Dies geht an die Spieledesigner und -Produzenten, die versuchen, ihre Produkte immer cineastischer und filmreifer werden zu lassen:

BITTE AUFHÖREN!

Ich habe die Schnauze voll von Quick-Time-Sequenzen, die in einer Zwischensequenz Interaktivität heucheln und mich von den ganzen coolen Aktionen, die mein Protagonist da abfackelt, ablenken. Ich zumindest muß nämlich meine ganze Aufmerksamkeit auf diese winzigen Knöpfchendrück-Displays richten und verpasse dadurch die ganzen Hechtsprünge, Explosionen oder sonstigen coolen Stunts.

Ebenso gehen mir diese ganzen Skriptsequenzen auf die Nüsse, die zwar die Illusion vermitteln, in einem verdammten Blockbuster mitzuwirken, aber mir dafür viel zu viel vom Spiel wegnehmen. Schönes Beispiel hier ist Need For Speed The Run: In einer unglaublich unübersichtlichen Mission muß ich nicht nur eine bestimmte Platzierung erreichen, nein, das gesamte Polizeiaufgebot aus Las Vegas kommt von allen Seiten auf mich zugeflogen. Das hat nichts mehr mit Rennspiel zu tun, sondern eher mit stupidem Auswendiglernen:
- Lange Gerade, zwei Autos überholen
- Scharfe Kurve, entgegenkommende Polizeiautos
- Zickzack durch eine Spielstraße, auf die geparkten Autos aufpassen und zwei weitere Autos überholen, bei der Ausfahrt auf die Straßensperre achten
- Erneute lange Gerade, zwei Cops von hinten, drei von vorne, die sich links/rechts/links querstellen, möglichst drei Autos mitnehmen…

… und so weiter. Das hat mich schon bei Call Of Duty 4 angekotzt (Wenn du nicht bei Minute X an Punkt Y bist, stirbst du), das hat mich auch bei Ace Combat Assault Horizon angekotzt, und das kotzt mich auch hier sowas von an. Wenn ich Muster auswendig lernen will, dann spiele ich sowas wie Gradius oder R-Type, und wenn ich einen verdammten Blockbuster gucken will, schmeiße ich einen beliebigen Bruckheimer- oder Bay-Film rein, aber greife doch nicht zu einem Videospiel. Denn in einem VideoSPIEL geht es immer noch um Interaktivität - und Geisterbahn-Skriptsequenzen, in denen sich mein Input darauf beläuft, zur Zeit X an Punkt Y zu sein, empfinde ich nicht als Entspannung, sondern als Hetze und Nötigung.

**Aufgabenteile:**
A. Entnehmen Sie dem Lesetext alles von „Dies geht an“ bis hinunter zu „sonstigen coolen Stunts.“.
B. Nennen Sie sämtliche Videospiele, die im Lesetext namentlich erwähnt werden.
C. Beantworten Sie anhand des Lesetextes folgende Fragen:
(i) Aus welcher Stadt kommt das Polizeiaufgebot in der Mission von Need For Speed The Run?
(ii) Nach welchen zwei Namen werden im Lesetext die Filme benannt, die man für einen Blockbuster einlegen könnte?
(iii) Als was werden Geisterbahn-Skriptsequenzen im Lesetext statt als Entspannung empfunden?
Die nachstehende Auflistung stammt aus einer anderen Quelle.

**Datensatz:**
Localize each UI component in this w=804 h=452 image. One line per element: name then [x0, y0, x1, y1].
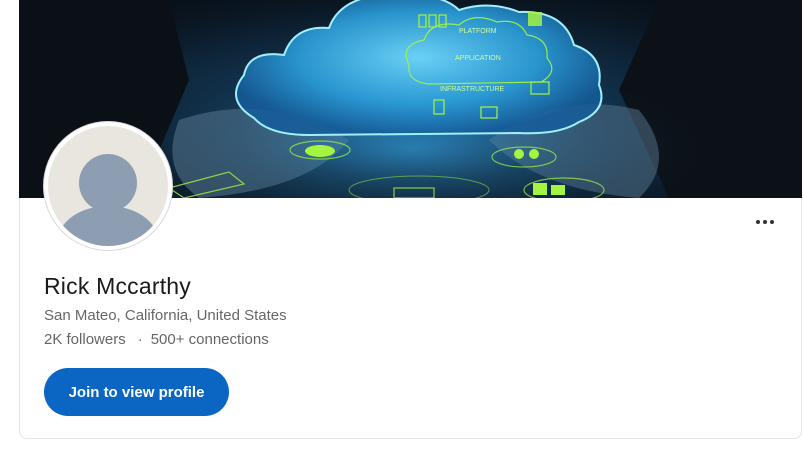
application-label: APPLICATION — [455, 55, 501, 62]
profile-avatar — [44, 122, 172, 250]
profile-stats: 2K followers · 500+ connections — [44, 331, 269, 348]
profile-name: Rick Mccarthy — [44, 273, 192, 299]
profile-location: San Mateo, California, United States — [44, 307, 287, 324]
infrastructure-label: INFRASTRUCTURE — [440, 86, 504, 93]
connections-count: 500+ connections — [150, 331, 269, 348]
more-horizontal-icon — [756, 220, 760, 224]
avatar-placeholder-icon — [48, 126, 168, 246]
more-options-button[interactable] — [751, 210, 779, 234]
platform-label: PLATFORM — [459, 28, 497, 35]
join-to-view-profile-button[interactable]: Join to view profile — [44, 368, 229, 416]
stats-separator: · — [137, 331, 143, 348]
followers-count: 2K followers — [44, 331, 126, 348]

...

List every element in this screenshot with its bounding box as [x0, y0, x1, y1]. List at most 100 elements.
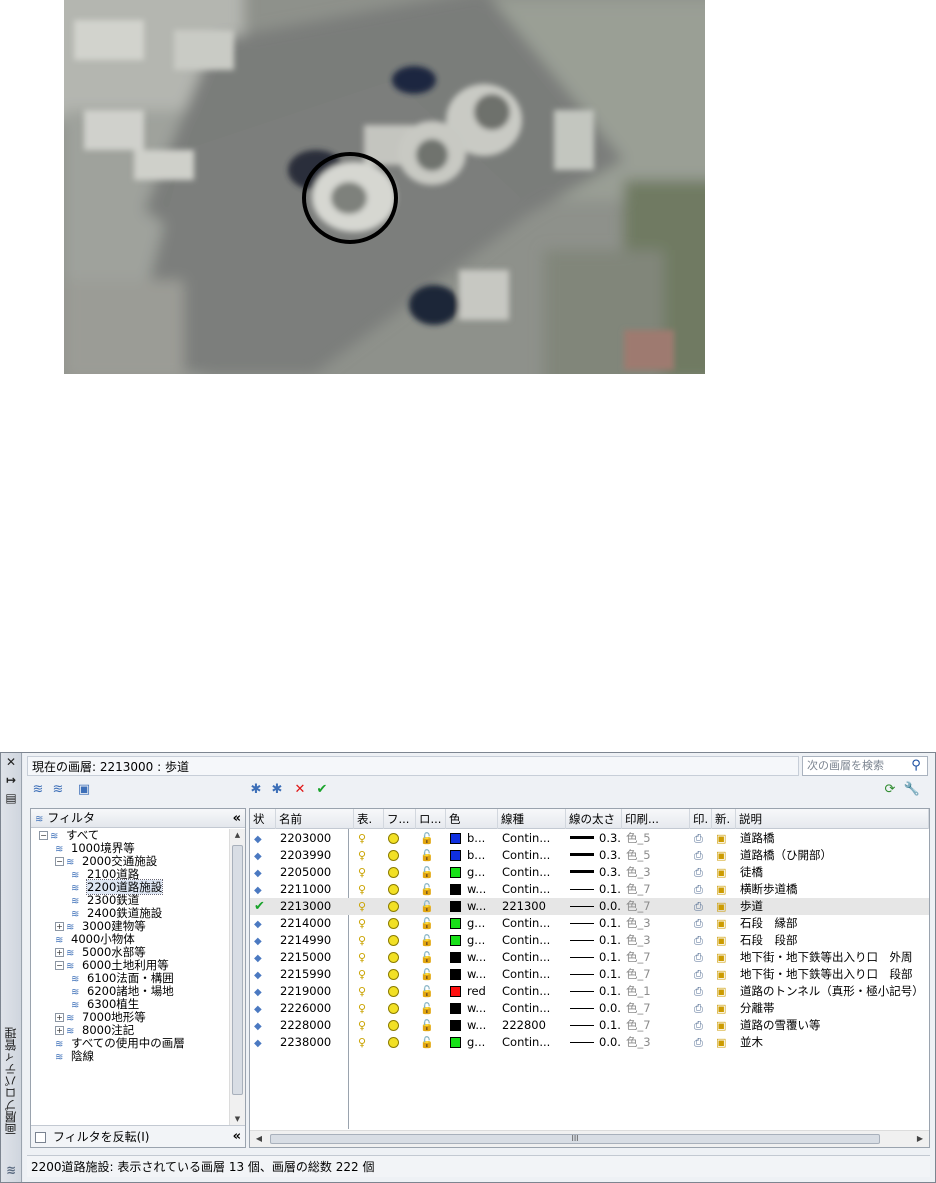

**Lösungen:**
A.
Dies geht an die Spieledesigner und -Produzenten, die versuchen, ihre Produkte immer cineastischer und filmreifer werden zu lassen:

BITTE AUFHÖREN!

Ich habe die Schnauze voll von Quick-Time-Sequenzen, die in einer Zwischensequenz Interaktivität heucheln und mich von den ganzen coolen Aktionen, die mein Protagonist da abfackelt, ablenken. Ich zumindest muß nämlich meine ganze Aufmerksamkeit auf diese winzigen Knöpfchendrück-Displays richten und verpasse dadurch die ganzen Hechtsprünge, Explosionen oder sonstigen coolen Stunts.

B. Need For Speed The Run, Call Of Duty 4, Ace Combat Assault Horizon, Gradius, R-Type

C.
(i) Las Vegas
(ii) Bruckheimer und Bay
(iii) Als Hetze und Nötigung